> [WHAT THIS TASK INVOLVES]:
Look through the material and copy each line holding "ذكره".

> [STORED DATA]:

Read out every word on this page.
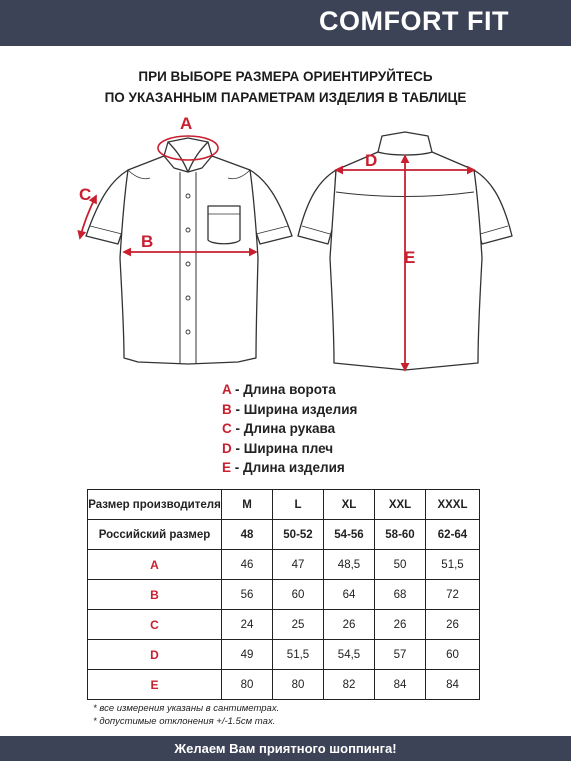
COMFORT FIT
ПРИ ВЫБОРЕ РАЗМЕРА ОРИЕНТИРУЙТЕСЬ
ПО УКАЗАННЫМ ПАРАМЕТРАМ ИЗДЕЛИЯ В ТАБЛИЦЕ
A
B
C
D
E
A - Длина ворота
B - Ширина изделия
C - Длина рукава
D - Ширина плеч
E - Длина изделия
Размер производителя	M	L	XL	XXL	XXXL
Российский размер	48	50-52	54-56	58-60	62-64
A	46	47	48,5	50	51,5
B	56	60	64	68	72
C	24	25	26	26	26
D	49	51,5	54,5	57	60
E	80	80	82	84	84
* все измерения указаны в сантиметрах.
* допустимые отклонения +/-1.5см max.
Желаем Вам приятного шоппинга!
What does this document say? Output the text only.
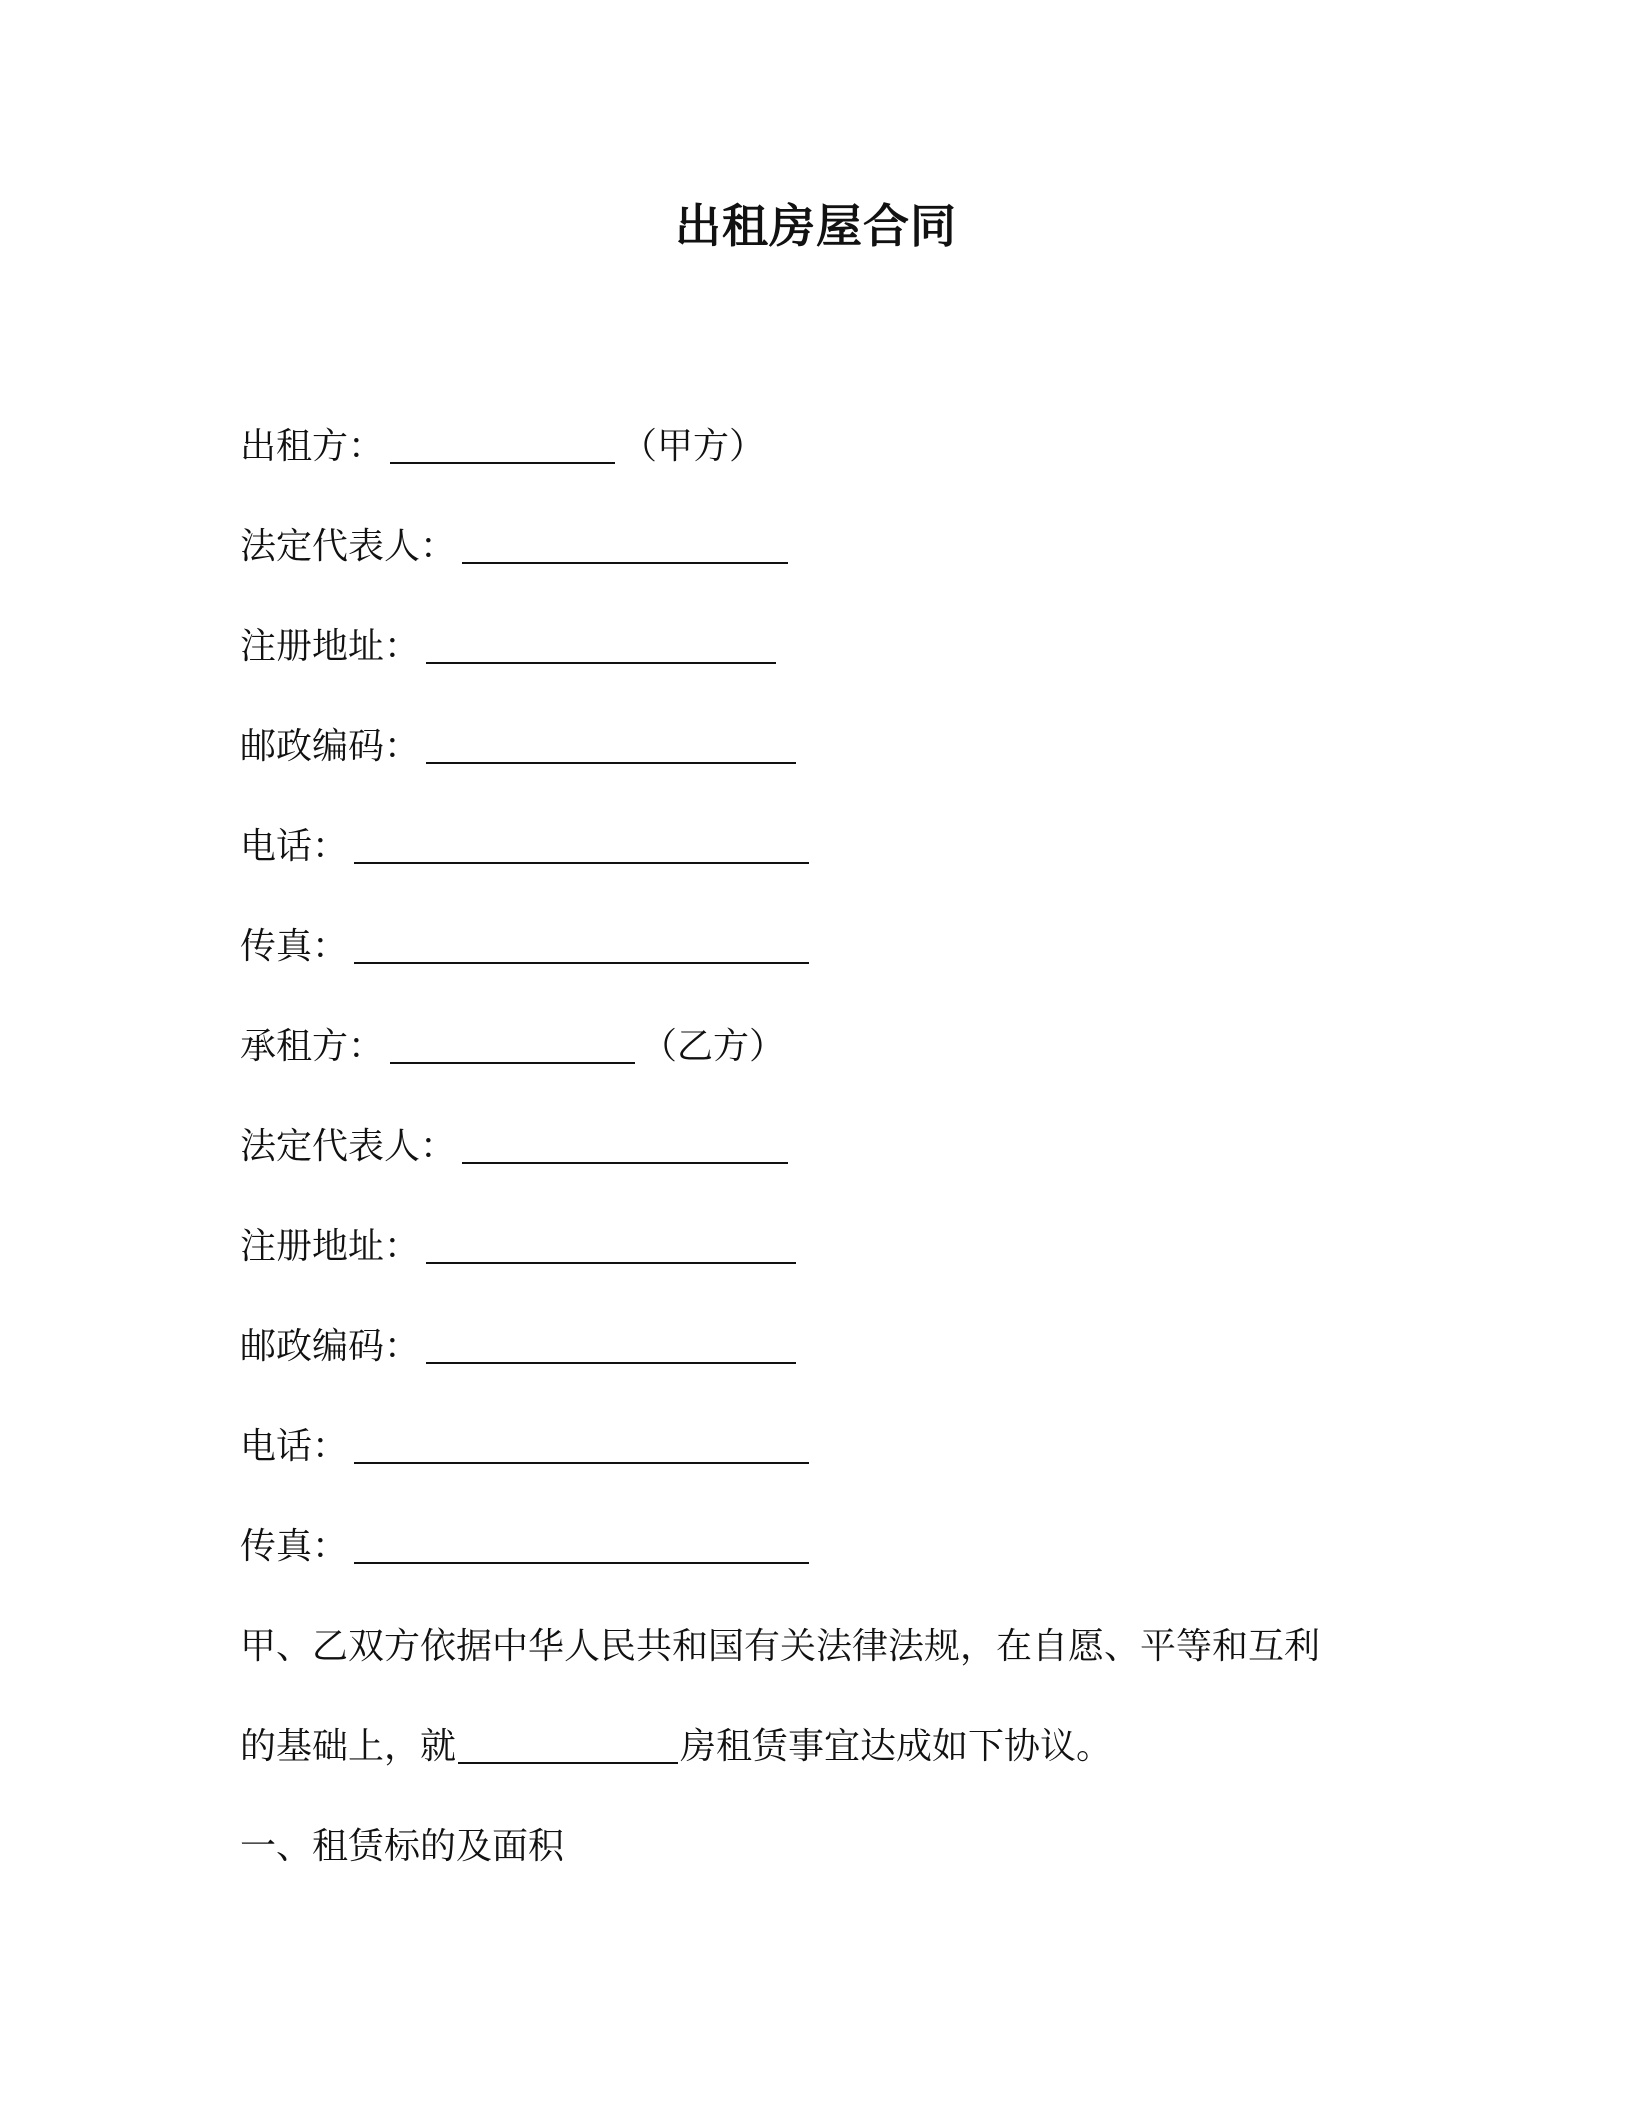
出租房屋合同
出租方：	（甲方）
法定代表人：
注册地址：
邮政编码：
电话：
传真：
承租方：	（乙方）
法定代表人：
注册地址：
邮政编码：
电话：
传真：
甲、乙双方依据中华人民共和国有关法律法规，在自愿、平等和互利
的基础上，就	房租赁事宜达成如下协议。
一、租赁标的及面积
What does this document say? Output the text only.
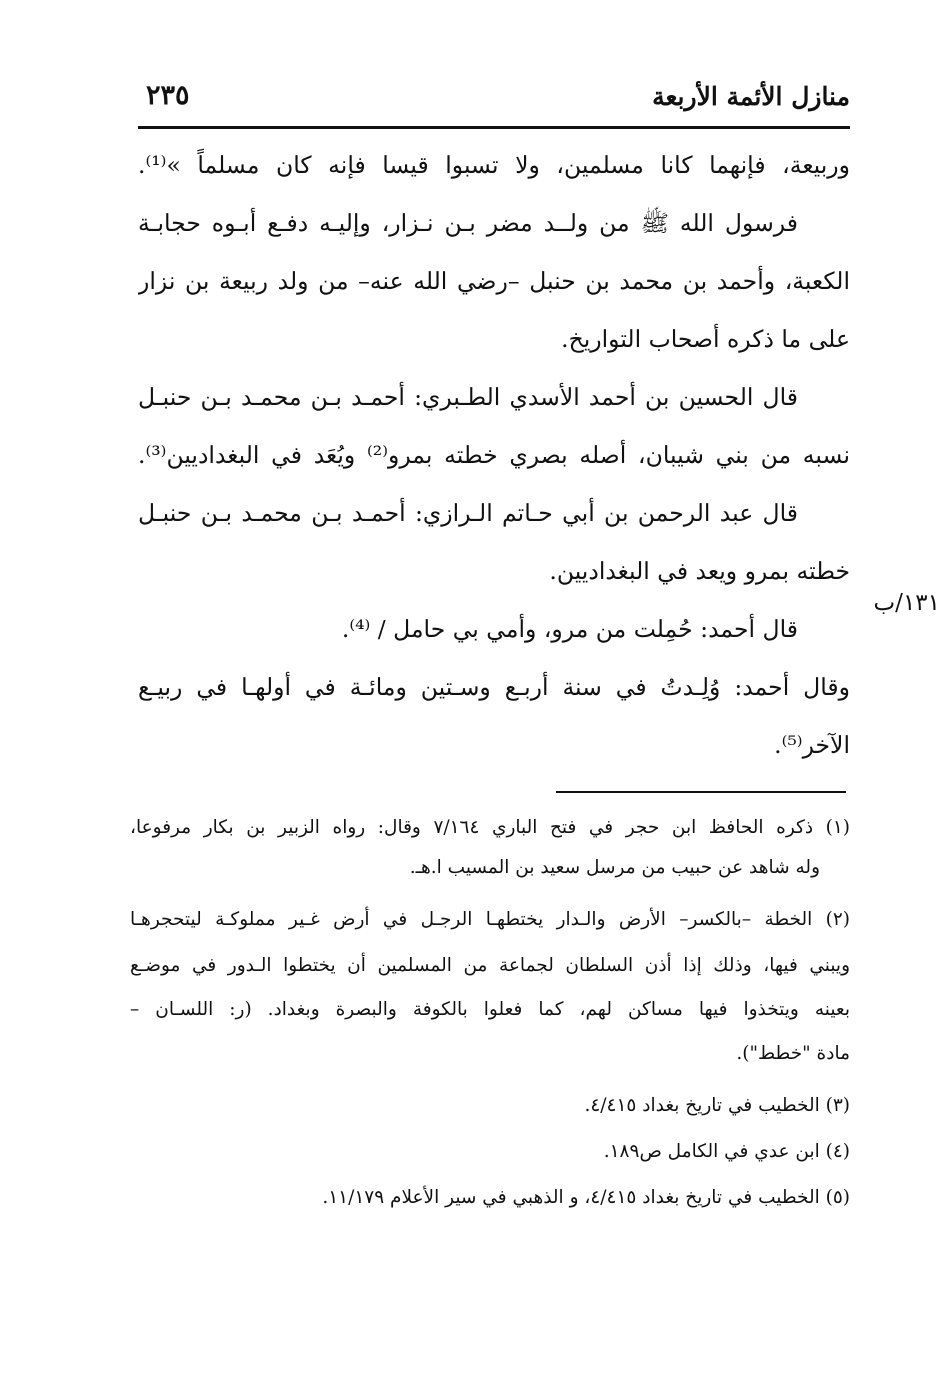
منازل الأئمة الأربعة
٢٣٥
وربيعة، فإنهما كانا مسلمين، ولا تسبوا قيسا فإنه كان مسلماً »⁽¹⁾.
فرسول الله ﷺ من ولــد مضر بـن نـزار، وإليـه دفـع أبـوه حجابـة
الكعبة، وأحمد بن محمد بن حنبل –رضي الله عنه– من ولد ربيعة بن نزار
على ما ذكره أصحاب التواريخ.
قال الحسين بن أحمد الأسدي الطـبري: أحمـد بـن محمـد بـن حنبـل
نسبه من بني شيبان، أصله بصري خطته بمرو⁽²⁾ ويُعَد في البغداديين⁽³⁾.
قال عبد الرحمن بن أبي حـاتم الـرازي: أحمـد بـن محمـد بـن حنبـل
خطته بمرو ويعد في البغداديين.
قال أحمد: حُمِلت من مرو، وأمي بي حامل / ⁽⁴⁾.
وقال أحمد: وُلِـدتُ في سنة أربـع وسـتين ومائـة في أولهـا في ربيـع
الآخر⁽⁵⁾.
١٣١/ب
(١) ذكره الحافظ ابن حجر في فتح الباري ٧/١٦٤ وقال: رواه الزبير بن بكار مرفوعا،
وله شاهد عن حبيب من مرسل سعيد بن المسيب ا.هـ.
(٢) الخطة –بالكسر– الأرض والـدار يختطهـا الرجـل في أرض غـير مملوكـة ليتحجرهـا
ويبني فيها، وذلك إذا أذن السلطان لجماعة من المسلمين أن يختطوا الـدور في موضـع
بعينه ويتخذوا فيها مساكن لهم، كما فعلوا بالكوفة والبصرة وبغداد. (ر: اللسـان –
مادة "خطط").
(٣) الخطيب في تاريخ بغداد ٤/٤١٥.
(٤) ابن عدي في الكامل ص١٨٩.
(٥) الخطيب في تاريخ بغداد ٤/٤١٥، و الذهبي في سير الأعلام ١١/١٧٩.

> [ANSWER]:
على ما ذكره أصحاب التواريخ.
(١) ذكره الحافظ ابن حجر في فتح الباري ٧/١٦٤ وقال: رواه الزبير بن بكار مرفوعا،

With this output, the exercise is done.